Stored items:
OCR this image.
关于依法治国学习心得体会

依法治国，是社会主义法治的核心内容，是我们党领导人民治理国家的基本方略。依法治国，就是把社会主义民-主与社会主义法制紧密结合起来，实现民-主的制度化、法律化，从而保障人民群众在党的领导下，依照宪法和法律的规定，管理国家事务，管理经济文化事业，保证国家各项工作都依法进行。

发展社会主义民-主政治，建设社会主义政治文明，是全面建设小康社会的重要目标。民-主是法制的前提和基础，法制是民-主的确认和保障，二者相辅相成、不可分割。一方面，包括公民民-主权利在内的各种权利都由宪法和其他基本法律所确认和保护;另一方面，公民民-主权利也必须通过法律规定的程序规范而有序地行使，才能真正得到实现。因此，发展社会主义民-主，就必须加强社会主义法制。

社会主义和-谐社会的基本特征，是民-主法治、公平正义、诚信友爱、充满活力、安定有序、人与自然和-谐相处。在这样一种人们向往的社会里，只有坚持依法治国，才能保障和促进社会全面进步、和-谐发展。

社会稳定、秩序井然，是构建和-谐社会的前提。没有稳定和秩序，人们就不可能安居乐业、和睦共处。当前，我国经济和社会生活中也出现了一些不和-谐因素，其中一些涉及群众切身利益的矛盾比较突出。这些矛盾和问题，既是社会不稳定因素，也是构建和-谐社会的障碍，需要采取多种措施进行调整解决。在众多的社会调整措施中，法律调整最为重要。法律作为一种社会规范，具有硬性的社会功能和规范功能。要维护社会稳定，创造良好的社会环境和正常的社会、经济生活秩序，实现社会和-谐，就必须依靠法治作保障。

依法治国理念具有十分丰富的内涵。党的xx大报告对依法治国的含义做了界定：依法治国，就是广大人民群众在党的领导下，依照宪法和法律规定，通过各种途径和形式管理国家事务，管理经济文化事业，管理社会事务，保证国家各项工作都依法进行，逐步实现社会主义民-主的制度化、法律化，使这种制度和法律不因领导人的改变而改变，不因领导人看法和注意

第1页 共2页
* * *
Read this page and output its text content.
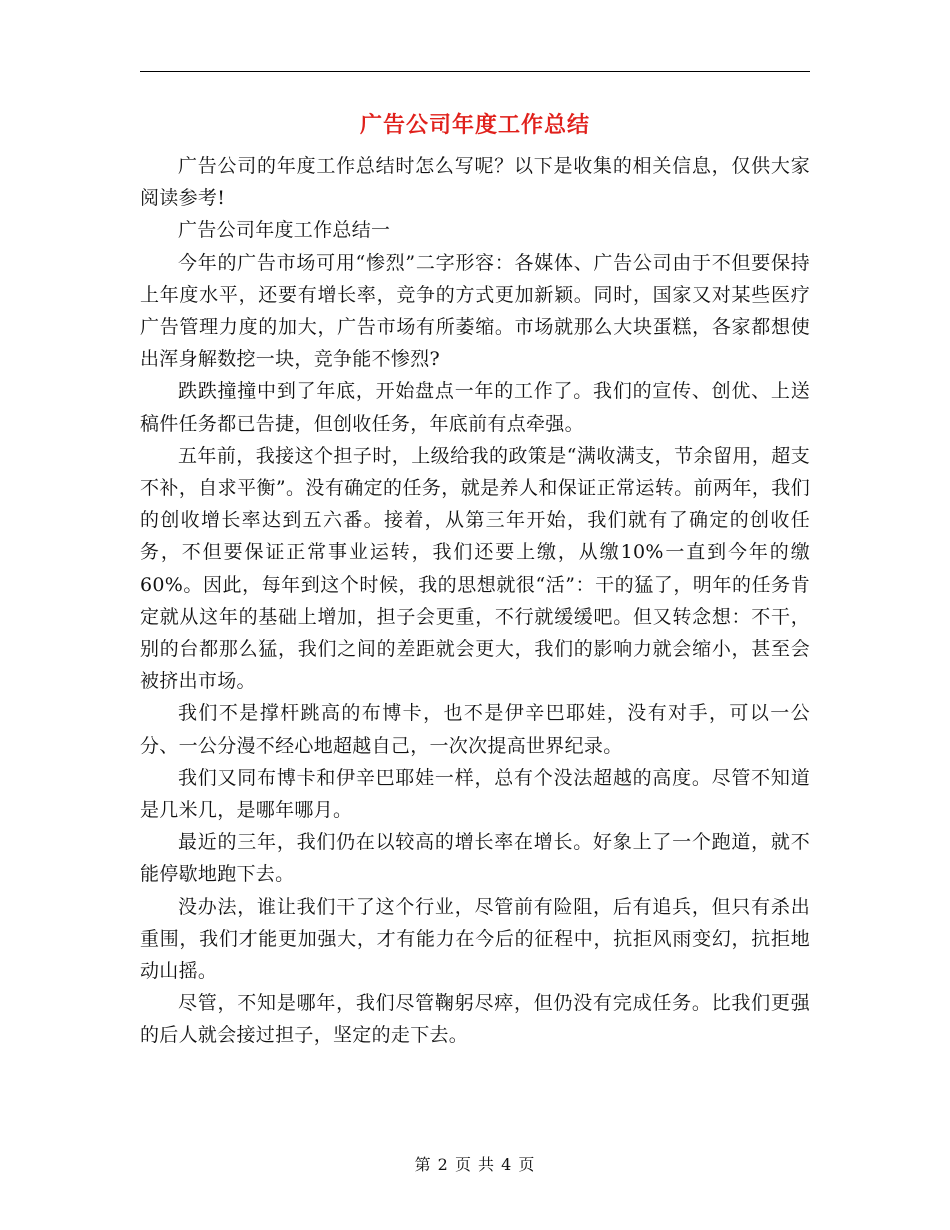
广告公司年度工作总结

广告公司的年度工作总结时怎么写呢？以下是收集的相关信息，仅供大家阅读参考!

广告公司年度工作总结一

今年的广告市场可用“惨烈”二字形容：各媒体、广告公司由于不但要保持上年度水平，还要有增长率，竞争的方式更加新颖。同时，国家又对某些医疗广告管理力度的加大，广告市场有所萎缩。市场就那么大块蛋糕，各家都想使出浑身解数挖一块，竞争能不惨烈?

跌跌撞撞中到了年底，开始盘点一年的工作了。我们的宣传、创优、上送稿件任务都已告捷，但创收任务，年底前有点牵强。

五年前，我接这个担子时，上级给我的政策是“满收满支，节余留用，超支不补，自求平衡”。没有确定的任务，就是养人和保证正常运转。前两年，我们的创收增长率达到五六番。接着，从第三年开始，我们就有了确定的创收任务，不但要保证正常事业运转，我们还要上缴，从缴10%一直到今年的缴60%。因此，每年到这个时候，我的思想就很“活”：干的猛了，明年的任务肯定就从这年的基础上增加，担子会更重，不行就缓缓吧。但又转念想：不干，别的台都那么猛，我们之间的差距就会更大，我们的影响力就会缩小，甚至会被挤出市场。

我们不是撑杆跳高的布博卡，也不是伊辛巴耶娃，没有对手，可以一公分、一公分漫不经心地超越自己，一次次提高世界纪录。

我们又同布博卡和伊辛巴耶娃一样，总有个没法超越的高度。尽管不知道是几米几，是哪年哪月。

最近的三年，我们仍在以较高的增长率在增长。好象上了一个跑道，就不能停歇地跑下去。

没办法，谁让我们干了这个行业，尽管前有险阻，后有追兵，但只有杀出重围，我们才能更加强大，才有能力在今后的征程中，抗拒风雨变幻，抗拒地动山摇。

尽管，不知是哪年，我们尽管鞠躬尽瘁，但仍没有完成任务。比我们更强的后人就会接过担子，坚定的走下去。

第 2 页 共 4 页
---
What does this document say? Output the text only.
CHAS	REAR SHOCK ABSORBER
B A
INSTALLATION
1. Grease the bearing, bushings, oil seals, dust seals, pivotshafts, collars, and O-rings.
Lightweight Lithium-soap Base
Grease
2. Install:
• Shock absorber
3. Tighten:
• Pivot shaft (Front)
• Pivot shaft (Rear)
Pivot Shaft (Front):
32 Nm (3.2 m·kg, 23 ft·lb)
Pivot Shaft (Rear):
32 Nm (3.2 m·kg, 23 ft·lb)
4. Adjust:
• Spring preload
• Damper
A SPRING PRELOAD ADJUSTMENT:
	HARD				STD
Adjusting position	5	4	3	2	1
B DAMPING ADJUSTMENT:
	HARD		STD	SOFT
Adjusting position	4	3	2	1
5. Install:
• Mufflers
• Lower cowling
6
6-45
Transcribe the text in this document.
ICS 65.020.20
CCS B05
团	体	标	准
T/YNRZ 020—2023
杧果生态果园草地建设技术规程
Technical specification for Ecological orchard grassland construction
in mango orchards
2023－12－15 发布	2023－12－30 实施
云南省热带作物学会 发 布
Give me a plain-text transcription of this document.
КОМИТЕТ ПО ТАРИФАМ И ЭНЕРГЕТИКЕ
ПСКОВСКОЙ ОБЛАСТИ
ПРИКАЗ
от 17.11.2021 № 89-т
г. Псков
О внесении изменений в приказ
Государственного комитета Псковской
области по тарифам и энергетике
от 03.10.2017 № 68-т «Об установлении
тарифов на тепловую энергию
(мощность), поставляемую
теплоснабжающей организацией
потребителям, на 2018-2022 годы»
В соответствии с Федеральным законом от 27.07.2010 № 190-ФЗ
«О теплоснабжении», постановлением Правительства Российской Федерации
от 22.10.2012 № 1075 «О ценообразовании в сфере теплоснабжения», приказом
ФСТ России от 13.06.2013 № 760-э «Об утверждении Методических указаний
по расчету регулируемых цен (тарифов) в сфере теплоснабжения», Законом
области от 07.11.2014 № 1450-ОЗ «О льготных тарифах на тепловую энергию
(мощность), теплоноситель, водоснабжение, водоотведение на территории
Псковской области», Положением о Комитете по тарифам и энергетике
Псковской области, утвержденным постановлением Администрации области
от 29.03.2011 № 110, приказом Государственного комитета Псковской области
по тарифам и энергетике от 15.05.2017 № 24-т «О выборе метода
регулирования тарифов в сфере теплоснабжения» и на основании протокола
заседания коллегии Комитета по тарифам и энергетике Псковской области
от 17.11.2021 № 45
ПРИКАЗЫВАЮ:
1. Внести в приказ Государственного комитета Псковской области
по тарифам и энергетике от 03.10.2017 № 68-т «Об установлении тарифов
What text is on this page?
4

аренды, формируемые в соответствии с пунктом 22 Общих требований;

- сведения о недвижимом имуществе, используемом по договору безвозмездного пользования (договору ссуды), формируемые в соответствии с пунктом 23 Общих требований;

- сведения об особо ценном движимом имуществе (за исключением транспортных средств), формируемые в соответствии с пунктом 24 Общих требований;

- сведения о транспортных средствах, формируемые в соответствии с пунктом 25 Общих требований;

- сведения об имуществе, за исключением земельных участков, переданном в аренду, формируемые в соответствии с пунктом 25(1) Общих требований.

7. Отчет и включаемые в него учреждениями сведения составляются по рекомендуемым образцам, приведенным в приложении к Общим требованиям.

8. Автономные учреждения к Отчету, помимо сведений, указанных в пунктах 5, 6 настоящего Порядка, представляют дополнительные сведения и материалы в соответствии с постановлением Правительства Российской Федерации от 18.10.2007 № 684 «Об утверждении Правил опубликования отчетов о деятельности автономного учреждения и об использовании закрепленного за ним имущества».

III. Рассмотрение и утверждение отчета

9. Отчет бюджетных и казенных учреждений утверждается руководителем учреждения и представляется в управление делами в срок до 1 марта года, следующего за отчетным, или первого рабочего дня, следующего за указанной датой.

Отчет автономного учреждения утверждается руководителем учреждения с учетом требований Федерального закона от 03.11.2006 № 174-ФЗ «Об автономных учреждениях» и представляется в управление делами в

**Task requirements**
Copy all lines above containing the string "мощность".

**The completed task**
(мощность), поставляемую
(мощность), теплоноситель, водоснабжение, водоотведение на территории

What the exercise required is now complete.